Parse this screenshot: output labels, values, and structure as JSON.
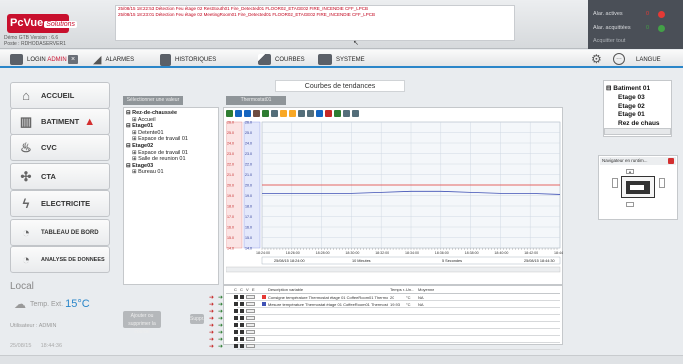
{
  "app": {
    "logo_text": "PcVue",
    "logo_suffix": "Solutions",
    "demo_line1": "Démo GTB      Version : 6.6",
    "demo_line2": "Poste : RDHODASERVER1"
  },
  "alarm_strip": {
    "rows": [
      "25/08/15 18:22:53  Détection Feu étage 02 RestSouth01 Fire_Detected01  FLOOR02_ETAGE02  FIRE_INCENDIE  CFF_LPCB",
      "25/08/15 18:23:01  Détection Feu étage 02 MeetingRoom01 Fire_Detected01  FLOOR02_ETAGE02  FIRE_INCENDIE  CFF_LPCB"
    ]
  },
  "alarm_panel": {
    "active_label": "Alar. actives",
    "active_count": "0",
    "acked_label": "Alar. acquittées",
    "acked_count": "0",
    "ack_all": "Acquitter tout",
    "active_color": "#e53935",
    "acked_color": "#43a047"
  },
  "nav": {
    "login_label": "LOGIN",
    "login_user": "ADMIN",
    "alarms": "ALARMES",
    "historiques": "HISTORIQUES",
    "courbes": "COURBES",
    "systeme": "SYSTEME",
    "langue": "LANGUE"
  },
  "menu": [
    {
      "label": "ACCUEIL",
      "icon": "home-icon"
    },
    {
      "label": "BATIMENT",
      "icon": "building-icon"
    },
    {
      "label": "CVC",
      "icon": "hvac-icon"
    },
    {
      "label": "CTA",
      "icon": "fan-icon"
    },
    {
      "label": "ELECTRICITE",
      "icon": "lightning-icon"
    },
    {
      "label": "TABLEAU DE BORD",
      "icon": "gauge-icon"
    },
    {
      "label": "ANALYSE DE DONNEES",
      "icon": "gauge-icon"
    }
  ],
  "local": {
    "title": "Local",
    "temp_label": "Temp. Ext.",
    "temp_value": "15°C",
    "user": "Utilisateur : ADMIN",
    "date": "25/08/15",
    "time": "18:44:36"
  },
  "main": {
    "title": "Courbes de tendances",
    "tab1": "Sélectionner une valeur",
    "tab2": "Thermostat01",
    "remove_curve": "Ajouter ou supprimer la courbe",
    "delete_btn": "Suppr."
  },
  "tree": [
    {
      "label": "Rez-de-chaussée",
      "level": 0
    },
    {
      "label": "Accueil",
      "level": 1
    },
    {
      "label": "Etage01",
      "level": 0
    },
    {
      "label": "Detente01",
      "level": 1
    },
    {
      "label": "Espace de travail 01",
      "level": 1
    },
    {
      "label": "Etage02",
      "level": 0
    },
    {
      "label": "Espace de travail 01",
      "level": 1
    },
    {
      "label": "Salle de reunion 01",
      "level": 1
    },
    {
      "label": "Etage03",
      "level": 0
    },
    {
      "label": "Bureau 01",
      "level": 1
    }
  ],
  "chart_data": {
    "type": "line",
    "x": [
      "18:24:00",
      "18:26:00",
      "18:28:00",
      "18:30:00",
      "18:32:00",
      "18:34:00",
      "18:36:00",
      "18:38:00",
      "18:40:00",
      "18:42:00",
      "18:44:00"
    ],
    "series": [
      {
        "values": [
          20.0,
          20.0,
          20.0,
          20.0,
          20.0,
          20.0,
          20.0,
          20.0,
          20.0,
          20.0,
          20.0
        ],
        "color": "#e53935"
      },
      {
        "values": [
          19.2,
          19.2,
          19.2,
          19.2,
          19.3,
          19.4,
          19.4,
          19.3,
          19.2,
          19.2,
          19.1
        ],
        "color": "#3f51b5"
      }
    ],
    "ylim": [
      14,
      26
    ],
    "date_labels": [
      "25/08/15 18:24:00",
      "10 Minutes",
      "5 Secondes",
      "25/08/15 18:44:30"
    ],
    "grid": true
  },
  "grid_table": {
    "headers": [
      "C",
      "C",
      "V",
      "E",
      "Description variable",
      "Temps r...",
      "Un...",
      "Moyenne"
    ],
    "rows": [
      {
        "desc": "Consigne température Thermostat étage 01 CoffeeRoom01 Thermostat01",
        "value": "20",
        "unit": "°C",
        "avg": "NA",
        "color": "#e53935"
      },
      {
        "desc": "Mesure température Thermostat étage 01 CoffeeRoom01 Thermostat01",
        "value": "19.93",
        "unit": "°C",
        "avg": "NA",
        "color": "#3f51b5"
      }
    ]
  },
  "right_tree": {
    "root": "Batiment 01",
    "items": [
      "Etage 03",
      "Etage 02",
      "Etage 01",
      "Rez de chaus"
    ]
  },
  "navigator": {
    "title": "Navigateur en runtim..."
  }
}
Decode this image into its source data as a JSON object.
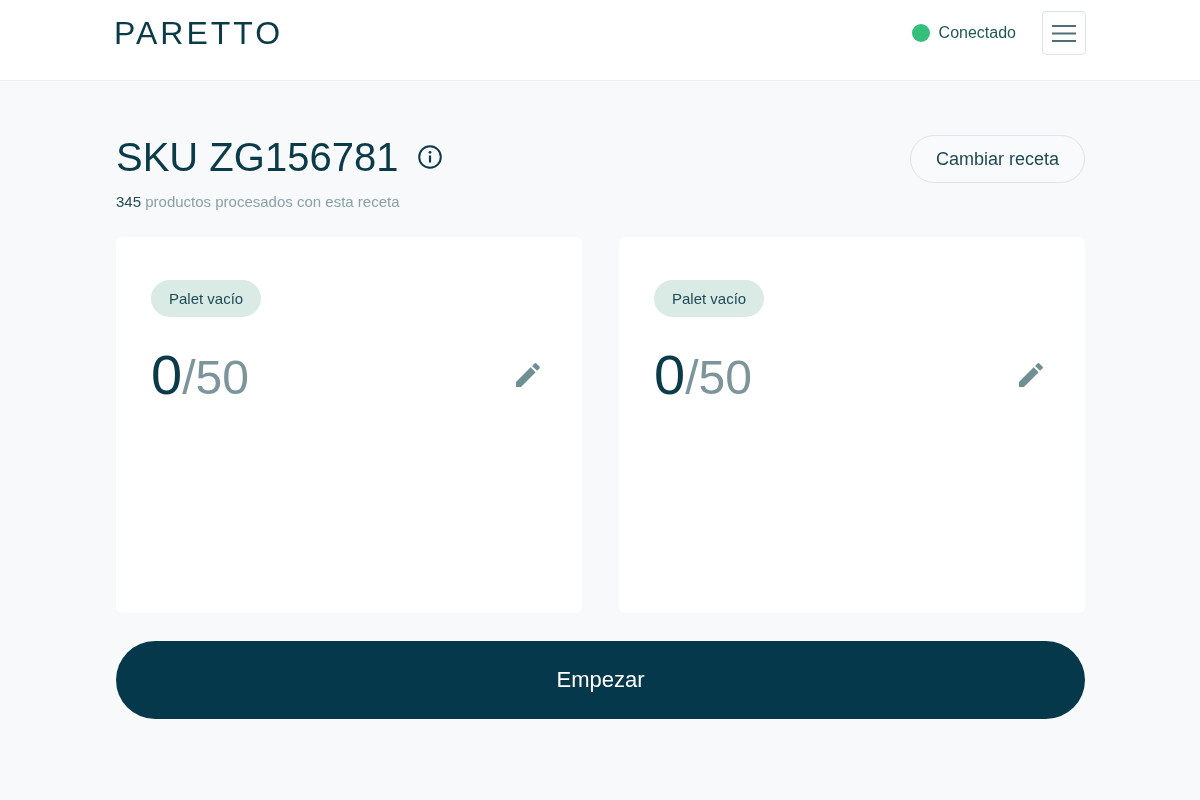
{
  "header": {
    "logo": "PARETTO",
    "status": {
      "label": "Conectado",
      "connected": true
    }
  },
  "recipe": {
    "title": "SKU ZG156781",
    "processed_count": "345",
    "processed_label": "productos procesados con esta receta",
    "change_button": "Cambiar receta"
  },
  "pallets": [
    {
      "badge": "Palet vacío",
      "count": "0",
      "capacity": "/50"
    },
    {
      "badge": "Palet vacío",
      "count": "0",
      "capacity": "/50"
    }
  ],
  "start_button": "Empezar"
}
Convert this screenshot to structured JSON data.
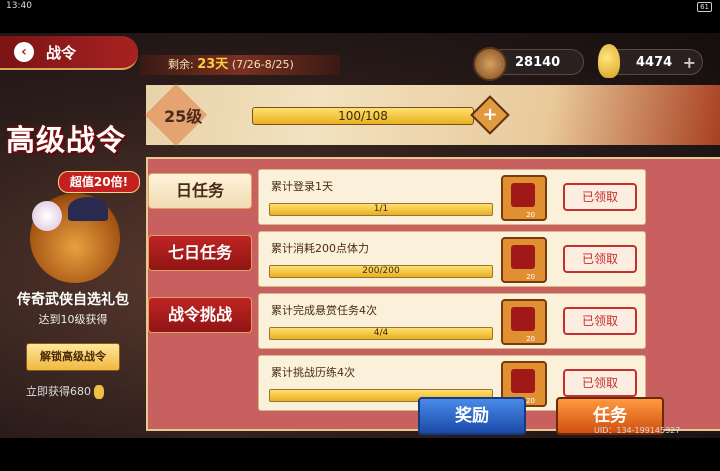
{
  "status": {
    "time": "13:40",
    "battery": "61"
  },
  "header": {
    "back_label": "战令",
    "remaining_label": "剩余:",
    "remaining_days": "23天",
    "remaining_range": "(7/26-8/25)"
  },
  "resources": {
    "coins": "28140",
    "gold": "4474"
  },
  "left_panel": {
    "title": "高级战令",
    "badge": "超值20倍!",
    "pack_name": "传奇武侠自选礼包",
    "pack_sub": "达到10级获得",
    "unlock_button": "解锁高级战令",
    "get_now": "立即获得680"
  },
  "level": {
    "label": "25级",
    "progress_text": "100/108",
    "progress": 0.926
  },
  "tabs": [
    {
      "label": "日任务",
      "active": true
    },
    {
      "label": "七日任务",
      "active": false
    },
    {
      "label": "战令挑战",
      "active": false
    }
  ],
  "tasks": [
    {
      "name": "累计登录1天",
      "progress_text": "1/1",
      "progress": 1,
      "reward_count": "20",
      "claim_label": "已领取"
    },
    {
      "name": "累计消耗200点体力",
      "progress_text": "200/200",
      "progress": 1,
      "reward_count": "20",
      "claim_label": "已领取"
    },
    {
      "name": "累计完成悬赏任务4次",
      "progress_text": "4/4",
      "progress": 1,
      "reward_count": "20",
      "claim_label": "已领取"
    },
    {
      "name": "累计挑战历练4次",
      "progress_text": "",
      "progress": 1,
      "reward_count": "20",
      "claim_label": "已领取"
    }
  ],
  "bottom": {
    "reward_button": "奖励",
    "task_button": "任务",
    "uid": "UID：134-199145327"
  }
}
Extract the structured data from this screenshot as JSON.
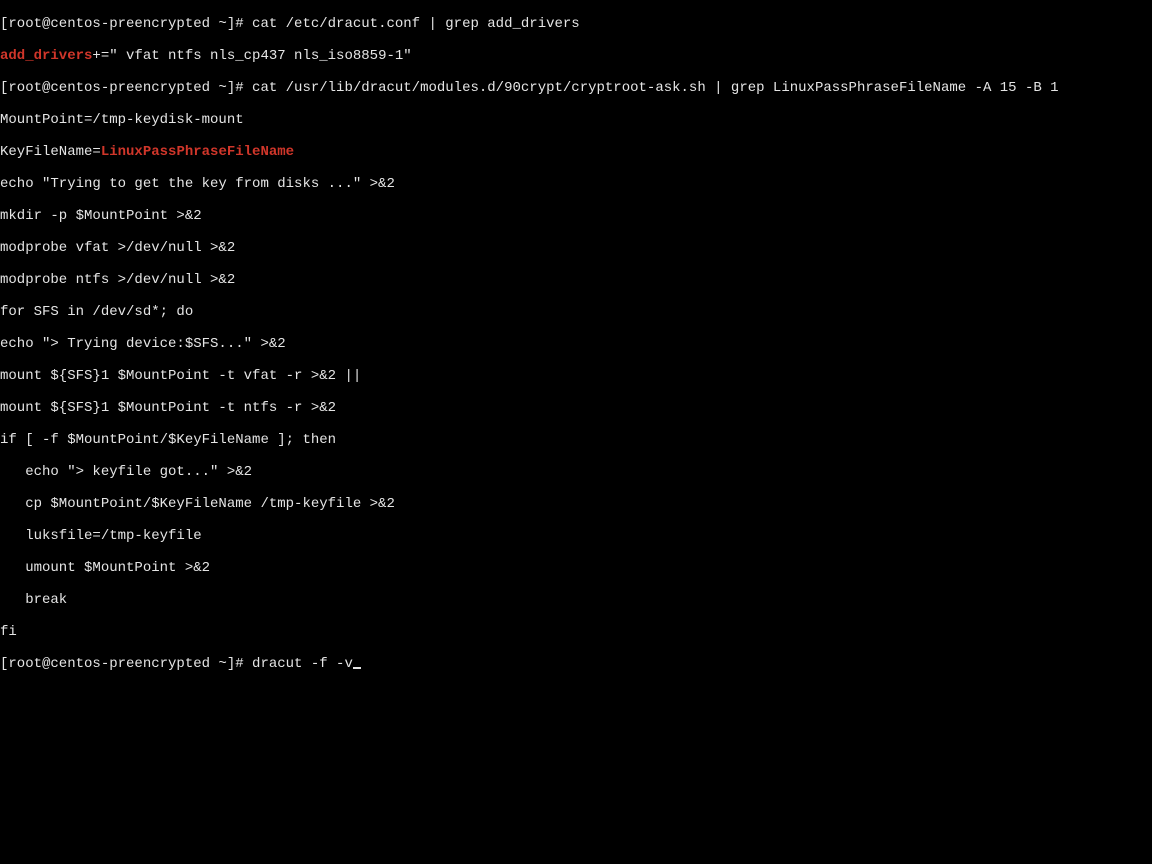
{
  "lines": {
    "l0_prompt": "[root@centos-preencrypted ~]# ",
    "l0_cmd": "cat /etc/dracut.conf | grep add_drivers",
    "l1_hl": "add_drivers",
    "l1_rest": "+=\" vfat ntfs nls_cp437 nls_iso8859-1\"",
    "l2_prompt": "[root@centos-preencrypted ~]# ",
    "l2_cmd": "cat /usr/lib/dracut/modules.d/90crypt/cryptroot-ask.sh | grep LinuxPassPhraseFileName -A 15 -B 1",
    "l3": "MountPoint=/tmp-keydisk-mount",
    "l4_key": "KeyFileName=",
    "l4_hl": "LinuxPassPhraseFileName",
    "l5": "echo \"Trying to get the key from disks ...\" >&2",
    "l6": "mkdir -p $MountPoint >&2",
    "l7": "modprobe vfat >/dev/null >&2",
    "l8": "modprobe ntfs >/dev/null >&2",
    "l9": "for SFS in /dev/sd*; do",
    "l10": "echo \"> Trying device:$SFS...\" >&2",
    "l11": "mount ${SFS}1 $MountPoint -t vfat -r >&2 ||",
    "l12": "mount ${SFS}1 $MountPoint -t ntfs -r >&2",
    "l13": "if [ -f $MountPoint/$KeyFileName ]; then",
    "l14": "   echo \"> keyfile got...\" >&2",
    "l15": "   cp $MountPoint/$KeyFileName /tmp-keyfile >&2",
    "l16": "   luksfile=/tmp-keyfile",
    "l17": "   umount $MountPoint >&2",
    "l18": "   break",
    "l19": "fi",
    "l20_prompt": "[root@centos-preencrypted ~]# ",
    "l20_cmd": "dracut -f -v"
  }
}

————————

Exercise details
For this exercise, gather every line of the data that contains the word "screenshot".

Output of the task
Parse this screenshot: output labels, values, and structure as JSON.
Convert this screenshot to structured JSON data.
Extract the structured data from this screenshot as JSON.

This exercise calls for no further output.